-- BEGIN Working data --

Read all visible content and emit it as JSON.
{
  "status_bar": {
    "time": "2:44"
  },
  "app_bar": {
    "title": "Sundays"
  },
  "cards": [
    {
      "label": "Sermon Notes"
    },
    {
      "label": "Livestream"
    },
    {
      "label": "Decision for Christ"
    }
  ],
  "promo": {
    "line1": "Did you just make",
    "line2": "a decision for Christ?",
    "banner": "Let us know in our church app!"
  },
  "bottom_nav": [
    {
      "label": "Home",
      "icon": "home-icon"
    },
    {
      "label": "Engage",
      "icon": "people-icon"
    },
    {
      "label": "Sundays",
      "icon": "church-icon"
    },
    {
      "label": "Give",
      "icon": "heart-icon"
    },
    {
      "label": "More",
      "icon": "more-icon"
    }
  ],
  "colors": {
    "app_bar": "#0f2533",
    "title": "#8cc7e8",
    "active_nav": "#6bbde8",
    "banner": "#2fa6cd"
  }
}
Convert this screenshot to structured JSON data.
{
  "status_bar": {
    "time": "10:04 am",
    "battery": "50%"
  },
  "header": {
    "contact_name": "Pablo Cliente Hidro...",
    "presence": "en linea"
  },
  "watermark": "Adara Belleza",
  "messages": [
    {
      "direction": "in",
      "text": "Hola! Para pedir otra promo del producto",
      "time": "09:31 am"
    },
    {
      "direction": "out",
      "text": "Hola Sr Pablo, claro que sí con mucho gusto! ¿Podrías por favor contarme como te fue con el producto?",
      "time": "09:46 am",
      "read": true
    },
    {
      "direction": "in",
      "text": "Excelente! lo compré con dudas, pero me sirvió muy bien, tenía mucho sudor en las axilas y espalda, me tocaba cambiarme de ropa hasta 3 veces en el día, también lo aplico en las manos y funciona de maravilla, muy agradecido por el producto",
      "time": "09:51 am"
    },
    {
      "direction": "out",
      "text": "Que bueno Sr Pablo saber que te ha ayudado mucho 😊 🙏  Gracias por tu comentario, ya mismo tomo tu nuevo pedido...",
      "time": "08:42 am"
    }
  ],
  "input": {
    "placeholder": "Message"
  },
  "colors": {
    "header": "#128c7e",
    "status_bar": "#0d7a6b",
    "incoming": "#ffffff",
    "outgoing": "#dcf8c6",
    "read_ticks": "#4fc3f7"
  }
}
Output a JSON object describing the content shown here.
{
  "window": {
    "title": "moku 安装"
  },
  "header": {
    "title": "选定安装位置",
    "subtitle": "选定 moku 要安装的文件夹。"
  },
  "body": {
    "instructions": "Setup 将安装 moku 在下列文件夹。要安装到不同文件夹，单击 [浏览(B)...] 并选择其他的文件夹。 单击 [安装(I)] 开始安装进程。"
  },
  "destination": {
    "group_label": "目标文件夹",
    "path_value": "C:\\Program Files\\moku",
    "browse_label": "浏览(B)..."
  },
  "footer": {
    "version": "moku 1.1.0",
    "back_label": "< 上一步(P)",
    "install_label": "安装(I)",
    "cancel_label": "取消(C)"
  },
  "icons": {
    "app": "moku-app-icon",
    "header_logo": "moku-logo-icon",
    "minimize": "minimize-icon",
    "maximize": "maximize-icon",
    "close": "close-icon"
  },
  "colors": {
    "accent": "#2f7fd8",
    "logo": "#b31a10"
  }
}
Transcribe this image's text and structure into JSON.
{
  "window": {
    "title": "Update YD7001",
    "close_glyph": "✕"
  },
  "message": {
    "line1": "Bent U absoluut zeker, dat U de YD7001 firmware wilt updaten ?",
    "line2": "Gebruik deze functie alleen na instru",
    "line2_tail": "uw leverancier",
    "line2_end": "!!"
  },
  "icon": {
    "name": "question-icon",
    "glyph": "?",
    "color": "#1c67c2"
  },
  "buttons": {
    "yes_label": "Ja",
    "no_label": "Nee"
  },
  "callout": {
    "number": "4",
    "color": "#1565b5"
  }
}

-- END Working data --

• [What the task asks]: Locate "Transcribe this image's" in the data above. Then repeat, exactly, its line and each line after it through the last, adding nothing.

• [Exercise result]:
Transcribe this image's text and structure into JSON.
{
  "window": {
    "title": "Update YD7001",
    "close_glyph": "✕"
  },
  "message": {
    "line1": "Bent U absoluut zeker, dat U de YD7001 firmware wilt updaten ?",
    "line2": "Gebruik deze functie alleen na instru",
    "line2_tail": "uw leverancier",
    "line2_end": "!!"
  },
  "icon": {
    "name": "question-icon",
    "glyph": "?",
    "color": "#1c67c2"
  },
  "buttons": {
    "yes_label": "Ja",
    "no_label": "Nee"
  },
  "callout": {
    "number": "4",
    "color": "#1565b5"
  }
}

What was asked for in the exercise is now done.